### WHAT YOU ARE ASKED TO DO
Find the lines in these entries that include the word "Dobrowolska" and state how many there are, with no other words.

### GIVEN RECORDS
* Begin *
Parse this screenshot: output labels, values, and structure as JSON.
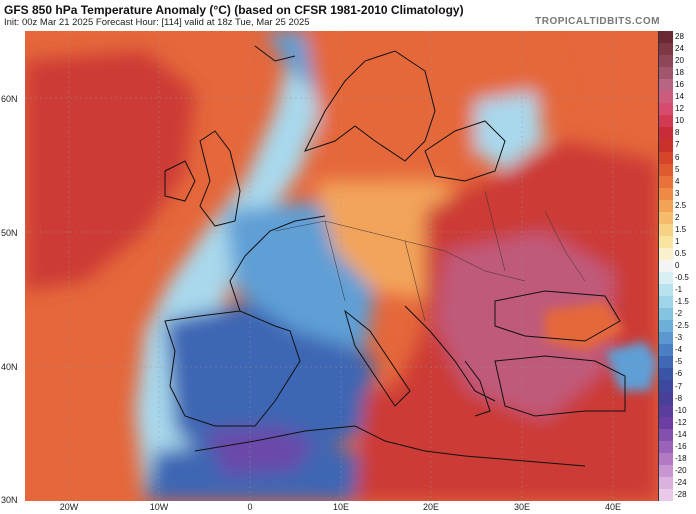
{
  "header": {
    "title": "GFS 850 hPa Temperature Anomaly (°C) (based on CFSR 1981-2010 Climatology)",
    "subtitle": "Init: 00z Mar 21 2025   Forecast Hour: [114]   valid at 18z Tue, Mar 25 2025",
    "brand": "TROPICALTIDBITS.COM"
  },
  "axes": {
    "lat_labels": [
      "60N",
      "50N",
      "40N",
      "30N"
    ],
    "lon_labels": [
      "20W",
      "10W",
      "0",
      "10E",
      "20E",
      "30E",
      "40E"
    ]
  },
  "colorbar": {
    "labels": [
      "28",
      "24",
      "20",
      "18",
      "16",
      "14",
      "12",
      "10",
      "8",
      "7",
      "6",
      "5",
      "4",
      "3",
      "2.5",
      "2",
      "1.5",
      "1",
      "0.5",
      "0",
      "-0.5",
      "-1",
      "-1.5",
      "-2",
      "-2.5",
      "-3",
      "-4",
      "-5",
      "-6",
      "-7",
      "-8",
      "-10",
      "-12",
      "-14",
      "-16",
      "-18",
      "-20",
      "-24",
      "-28"
    ],
    "colors": [
      "#6b2a33",
      "#7e3843",
      "#8e4658",
      "#a2566e",
      "#b96684",
      "#cc5b7e",
      "#d64b6e",
      "#d13a52",
      "#c92b38",
      "#c9322a",
      "#d6442a",
      "#e05a30",
      "#e9713a",
      "#ef8a45",
      "#f3a356",
      "#f6bb6b",
      "#f8d283",
      "#f9e4a0",
      "#fbf1cf",
      "#f4f4f4",
      "#d8eff3",
      "#b8e3ee",
      "#9ed5e8",
      "#84c4e0",
      "#6cb0d8",
      "#5a98cf",
      "#4a7fc3",
      "#3f68b6",
      "#3a55a8",
      "#3d479e",
      "#4a3f98",
      "#5a3d9c",
      "#6c3ea3",
      "#8350ad",
      "#9a62b8",
      "#b479c4",
      "#c995d1",
      "#dbb1de",
      "#e9c9e8"
    ]
  },
  "map": {
    "palette": {
      "warm_strong": "#cc3b34",
      "warm_medium": "#e5673b",
      "warm_light": "#f3a45a",
      "neutral": "#f8e9c4",
      "cool_light": "#a9d8ec",
      "cool_medium": "#5f9fd6",
      "cool_strong": "#3e66b4",
      "magenta": "#c05a7a",
      "purple": "#6a4aa8"
    }
  }
}
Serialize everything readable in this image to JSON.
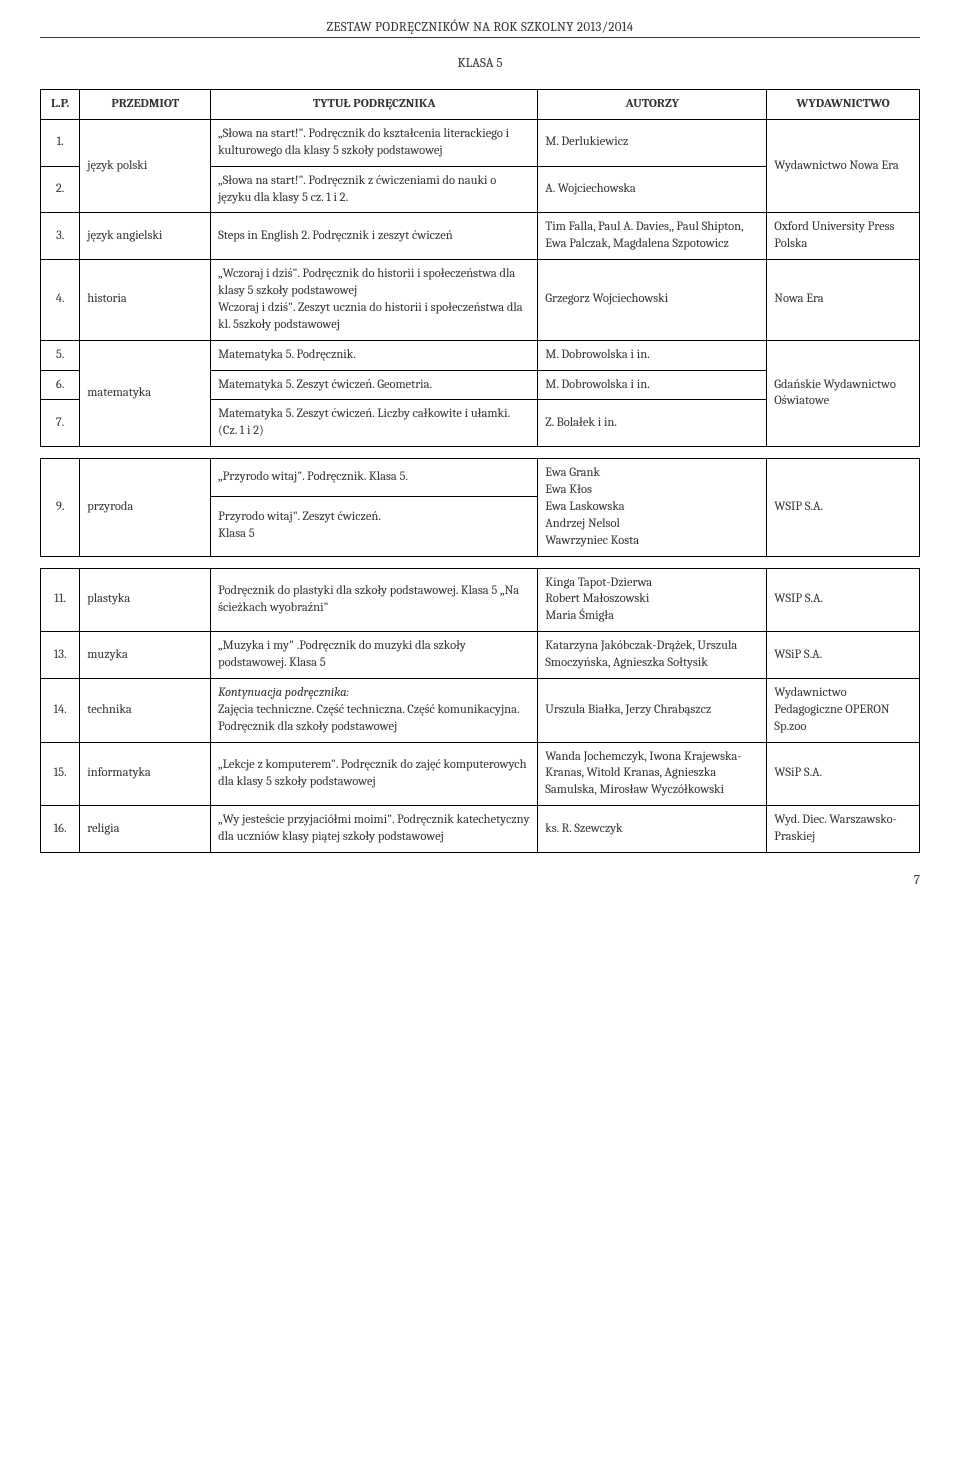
{
  "header": "ZESTAW PODRĘCZNIKÓW NA ROK SZKOLNY 2013/2014",
  "klasa": "KLASA 5",
  "columns": {
    "lp": "L.P.",
    "subject": "PRZEDMIOT",
    "title": "TYTUŁ PODRĘCZNIKA",
    "authors": "AUTORZY",
    "publisher": "WYDAWNICTWO"
  },
  "rows": {
    "r1": {
      "lp": "1.",
      "subject": "język polski",
      "title": "„Słowa na start!\". Podręcznik do kształcenia literackiego i kulturowego dla klasy 5 szkoły podstawowej",
      "authors": "M. Derlukiewicz",
      "publisher": "Wydawnictwo Nowa Era"
    },
    "r2": {
      "lp": "2.",
      "title": "„Słowa na start!\". Podręcznik z ćwiczeniami do nauki o języku dla klasy 5 cz. 1 i 2.",
      "authors": "A. Wojciechowska"
    },
    "r3": {
      "lp": "3.",
      "subject": "język angielski",
      "title": "Steps in English 2. Podręcznik i zeszyt ćwiczeń",
      "authors": "Tim Falla, Paul A. Davies,, Paul Shipton, Ewa Palczak, Magdalena Szpotowicz",
      "publisher": "Oxford University Press Polska"
    },
    "r4": {
      "lp": "4.",
      "subject": "historia",
      "title": "„Wczoraj i dziś\". Podręcznik do historii i społeczeństwa dla klasy 5 szkoły podstawowej\nWczoraj i dziś\". Zeszyt ucznia do historii i społeczeństwa dla kl. 5szkoły podstawowej",
      "authors": "Grzegorz Wojciechowski",
      "publisher": "Nowa Era"
    },
    "r5": {
      "lp": "5.",
      "subject": "matematyka",
      "title": "Matematyka 5. Podręcznik.",
      "authors": "M. Dobrowolska i in.",
      "publisher": "Gdańskie Wydawnictwo Oświatowe"
    },
    "r6": {
      "lp": "6.",
      "title": "Matematyka 5. Zeszyt ćwiczeń. Geometria.",
      "authors": "M. Dobrowolska i in."
    },
    "r7": {
      "lp": "7.",
      "title": "Matematyka 5. Zeszyt ćwiczeń. Liczby całkowite i ułamki. (Cz. 1 i 2)",
      "authors": "Z. Bolałek i in."
    },
    "r9a": {
      "lp": "9.",
      "subject": "przyroda",
      "title": "„Przyrodo witaj\". Podręcznik. Klasa 5.",
      "authors": "Ewa Grank\nEwa Kłos\nEwa Laskowska\nAndrzej Nelsol\nWawrzyniec Kosta",
      "publisher": "WSIP S.A."
    },
    "r9b": {
      "title": "Przyrodo witaj\". Zeszyt ćwiczeń.\nKlasa 5"
    },
    "r11": {
      "lp": "11.",
      "subject": "plastyka",
      "title": "Podręcznik do plastyki dla szkoły podstawowej. Klasa 5 „Na ścieżkach wyobraźni\"",
      "authors": "Kinga Tapot-Dzierwa\nRobert Małoszowski\nMaria Śmigła",
      "publisher": "WSIP S.A."
    },
    "r13": {
      "lp": "13.",
      "subject": "muzyka",
      "title": "„Muzyka i my\" .Podręcznik do muzyki dla szkoły podstawowej. Klasa 5",
      "authors": "Katarzyna Jakóbczak-Drążek, Urszula Smoczyńska, Agnieszka Sołtysik",
      "publisher": "WSiP S.A."
    },
    "r14": {
      "lp": "14.",
      "subject": "technika",
      "title_prefix": "Kontynuacja podręcznika:",
      "title": "Zajęcia techniczne. Część techniczna. Część komunikacyjna. Podręcznik dla szkoły podstawowej",
      "authors": "Urszula Białka, Jerzy Chrabąszcz",
      "publisher": "Wydawnictwo Pedagogiczne OPERON Sp.zoo"
    },
    "r15": {
      "lp": "15.",
      "subject": "informatyka",
      "title": "„Lekcje z komputerem\". Podręcznik do zajęć komputerowych dla klasy 5 szkoły podstawowej",
      "authors": "Wanda Jochemczyk, Iwona Krajewska-Kranas, Witold Kranas, Agnieszka Samulska, Mirosław Wyczółkowski",
      "publisher": "WSiP S.A."
    },
    "r16": {
      "lp": "16.",
      "subject": "religia",
      "title": "„Wy jesteście przyjaciółmi moimi\". Podręcznik katechetyczny dla uczniów klasy piątej szkoły podstawowej",
      "authors": "ks. R. Szewczyk",
      "publisher": "Wyd. Diec. Warszawsko-Praskiej"
    }
  },
  "page_number": "7"
}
* End *
### FINISHED ANSWER
2